++++ GIVEN RECORDS

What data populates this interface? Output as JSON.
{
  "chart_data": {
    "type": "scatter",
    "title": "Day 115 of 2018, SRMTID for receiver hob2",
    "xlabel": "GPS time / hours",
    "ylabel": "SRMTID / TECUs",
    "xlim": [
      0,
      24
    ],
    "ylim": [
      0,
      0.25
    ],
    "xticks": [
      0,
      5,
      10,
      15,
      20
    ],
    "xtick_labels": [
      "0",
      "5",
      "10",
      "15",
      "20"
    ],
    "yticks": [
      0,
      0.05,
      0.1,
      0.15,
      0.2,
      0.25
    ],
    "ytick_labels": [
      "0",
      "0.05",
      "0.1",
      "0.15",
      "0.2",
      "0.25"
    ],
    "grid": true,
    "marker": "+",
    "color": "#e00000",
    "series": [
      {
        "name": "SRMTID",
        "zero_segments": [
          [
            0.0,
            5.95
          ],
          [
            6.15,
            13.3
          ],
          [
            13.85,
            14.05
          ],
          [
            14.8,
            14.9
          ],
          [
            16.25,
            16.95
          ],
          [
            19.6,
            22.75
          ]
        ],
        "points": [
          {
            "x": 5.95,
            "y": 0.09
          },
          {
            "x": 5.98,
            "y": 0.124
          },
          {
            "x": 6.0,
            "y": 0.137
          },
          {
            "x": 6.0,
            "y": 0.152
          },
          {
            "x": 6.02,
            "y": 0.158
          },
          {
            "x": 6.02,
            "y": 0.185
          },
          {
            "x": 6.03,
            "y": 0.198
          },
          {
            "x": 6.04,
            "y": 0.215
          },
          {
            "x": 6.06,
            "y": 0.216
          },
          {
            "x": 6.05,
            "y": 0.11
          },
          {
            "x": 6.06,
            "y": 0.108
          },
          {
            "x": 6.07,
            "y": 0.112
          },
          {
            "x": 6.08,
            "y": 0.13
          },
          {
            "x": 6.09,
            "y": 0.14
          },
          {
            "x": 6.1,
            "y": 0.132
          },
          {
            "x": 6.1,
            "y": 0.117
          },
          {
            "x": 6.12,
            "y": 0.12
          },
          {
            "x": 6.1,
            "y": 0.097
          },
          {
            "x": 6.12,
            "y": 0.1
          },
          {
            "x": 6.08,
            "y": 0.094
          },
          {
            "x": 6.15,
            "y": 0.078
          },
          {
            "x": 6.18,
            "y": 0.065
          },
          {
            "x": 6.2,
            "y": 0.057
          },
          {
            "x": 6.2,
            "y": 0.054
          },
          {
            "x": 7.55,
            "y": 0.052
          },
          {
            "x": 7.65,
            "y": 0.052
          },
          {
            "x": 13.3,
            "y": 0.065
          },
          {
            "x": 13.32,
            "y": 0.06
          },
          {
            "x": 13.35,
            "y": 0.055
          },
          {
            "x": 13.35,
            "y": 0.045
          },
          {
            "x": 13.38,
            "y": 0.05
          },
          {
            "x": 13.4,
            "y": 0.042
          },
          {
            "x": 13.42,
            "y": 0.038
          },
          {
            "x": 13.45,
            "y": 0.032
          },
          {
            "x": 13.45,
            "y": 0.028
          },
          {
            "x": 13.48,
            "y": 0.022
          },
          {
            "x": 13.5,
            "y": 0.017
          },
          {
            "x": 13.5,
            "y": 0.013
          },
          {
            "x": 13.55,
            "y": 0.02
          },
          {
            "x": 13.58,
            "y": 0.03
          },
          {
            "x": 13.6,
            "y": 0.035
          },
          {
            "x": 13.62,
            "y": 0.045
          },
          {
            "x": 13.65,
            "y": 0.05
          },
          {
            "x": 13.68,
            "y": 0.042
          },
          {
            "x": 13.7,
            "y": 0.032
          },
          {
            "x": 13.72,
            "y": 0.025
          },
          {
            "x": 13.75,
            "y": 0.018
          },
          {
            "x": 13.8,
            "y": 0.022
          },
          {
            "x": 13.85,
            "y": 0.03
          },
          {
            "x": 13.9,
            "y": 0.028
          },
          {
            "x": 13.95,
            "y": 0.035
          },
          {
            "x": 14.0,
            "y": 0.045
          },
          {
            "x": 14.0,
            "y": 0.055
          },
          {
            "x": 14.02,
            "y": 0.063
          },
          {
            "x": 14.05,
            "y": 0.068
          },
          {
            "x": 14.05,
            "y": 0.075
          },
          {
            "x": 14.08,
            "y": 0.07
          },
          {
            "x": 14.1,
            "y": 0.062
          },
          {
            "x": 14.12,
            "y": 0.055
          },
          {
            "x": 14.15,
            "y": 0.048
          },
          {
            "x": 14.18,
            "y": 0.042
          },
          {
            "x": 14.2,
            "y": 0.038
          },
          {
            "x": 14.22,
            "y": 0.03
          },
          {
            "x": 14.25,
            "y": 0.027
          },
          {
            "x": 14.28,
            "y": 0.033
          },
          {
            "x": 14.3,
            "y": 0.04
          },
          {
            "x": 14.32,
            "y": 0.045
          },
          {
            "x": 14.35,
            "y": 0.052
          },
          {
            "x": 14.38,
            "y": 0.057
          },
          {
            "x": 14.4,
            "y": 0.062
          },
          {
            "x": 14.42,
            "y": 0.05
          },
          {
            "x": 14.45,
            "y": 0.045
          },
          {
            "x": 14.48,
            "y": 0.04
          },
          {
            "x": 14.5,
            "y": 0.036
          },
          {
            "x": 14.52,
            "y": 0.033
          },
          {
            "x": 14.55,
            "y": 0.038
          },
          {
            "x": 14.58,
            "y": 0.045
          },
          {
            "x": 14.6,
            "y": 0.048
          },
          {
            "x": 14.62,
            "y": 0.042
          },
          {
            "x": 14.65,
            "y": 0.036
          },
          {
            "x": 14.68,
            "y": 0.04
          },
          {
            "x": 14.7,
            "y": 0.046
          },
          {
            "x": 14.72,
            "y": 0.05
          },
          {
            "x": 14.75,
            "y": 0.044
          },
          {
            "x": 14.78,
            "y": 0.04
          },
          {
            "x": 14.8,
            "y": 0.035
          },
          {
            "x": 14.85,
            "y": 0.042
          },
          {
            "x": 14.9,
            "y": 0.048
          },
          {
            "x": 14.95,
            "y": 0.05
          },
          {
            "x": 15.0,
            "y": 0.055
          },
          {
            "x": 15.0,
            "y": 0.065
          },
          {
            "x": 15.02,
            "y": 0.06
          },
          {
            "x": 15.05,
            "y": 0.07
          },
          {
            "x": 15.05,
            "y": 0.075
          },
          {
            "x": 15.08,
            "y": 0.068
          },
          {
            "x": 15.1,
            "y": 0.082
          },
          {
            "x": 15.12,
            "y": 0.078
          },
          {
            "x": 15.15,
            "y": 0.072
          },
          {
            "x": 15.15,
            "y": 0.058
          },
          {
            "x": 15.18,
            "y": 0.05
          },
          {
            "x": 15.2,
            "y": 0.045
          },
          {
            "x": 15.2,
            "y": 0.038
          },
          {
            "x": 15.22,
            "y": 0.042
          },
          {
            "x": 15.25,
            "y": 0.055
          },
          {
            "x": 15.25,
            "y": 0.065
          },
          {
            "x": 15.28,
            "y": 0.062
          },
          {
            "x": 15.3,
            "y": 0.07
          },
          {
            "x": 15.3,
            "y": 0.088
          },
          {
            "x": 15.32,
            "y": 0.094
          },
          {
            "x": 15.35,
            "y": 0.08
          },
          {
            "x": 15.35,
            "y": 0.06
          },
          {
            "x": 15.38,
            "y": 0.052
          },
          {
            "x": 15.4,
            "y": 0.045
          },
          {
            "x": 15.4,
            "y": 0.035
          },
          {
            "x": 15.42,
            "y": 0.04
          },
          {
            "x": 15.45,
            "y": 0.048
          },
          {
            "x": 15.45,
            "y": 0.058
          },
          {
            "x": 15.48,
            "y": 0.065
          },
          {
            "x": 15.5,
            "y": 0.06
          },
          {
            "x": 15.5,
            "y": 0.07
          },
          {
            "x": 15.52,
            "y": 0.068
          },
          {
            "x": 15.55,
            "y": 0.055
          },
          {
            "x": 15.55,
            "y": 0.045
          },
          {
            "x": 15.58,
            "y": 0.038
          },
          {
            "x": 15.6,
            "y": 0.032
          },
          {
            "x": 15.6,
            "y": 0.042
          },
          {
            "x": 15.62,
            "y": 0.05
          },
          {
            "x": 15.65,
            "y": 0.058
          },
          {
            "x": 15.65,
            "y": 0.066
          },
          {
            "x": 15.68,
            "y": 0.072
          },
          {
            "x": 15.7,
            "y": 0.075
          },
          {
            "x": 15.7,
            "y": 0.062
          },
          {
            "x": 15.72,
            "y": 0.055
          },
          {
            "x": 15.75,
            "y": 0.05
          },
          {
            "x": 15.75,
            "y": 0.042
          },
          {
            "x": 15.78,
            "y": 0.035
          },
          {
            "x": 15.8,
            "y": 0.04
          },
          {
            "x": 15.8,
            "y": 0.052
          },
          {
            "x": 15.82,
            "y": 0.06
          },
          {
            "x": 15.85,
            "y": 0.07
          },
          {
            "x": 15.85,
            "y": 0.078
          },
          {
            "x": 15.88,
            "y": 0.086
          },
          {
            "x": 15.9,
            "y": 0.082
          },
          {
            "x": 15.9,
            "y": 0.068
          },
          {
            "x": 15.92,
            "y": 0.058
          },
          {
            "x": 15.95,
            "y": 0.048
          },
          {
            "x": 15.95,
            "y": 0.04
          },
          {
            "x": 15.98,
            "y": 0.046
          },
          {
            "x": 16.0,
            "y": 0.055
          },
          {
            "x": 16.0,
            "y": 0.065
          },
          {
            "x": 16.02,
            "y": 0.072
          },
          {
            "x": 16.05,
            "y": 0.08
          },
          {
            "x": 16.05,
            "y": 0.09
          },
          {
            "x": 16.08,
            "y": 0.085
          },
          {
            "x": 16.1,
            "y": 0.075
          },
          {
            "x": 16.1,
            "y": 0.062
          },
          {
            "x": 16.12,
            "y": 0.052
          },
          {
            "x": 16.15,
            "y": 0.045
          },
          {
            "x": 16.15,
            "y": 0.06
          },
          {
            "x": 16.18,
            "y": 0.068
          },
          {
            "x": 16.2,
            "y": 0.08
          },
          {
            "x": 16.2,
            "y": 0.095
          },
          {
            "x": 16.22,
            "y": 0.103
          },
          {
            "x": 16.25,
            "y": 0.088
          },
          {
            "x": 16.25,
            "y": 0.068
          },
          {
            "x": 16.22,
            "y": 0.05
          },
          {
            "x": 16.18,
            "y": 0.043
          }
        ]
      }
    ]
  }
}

++++++++

*PROBLEM TO WORK ON*
Read the data above. Pull out each line in which the string "SRMTID" appears.

*SOLUTION TO THIS TASK*
    "title": "Day 115 of 2018, SRMTID for receiver hob2",
    "ylabel": "SRMTID / TECUs",
        "name": "SRMTID",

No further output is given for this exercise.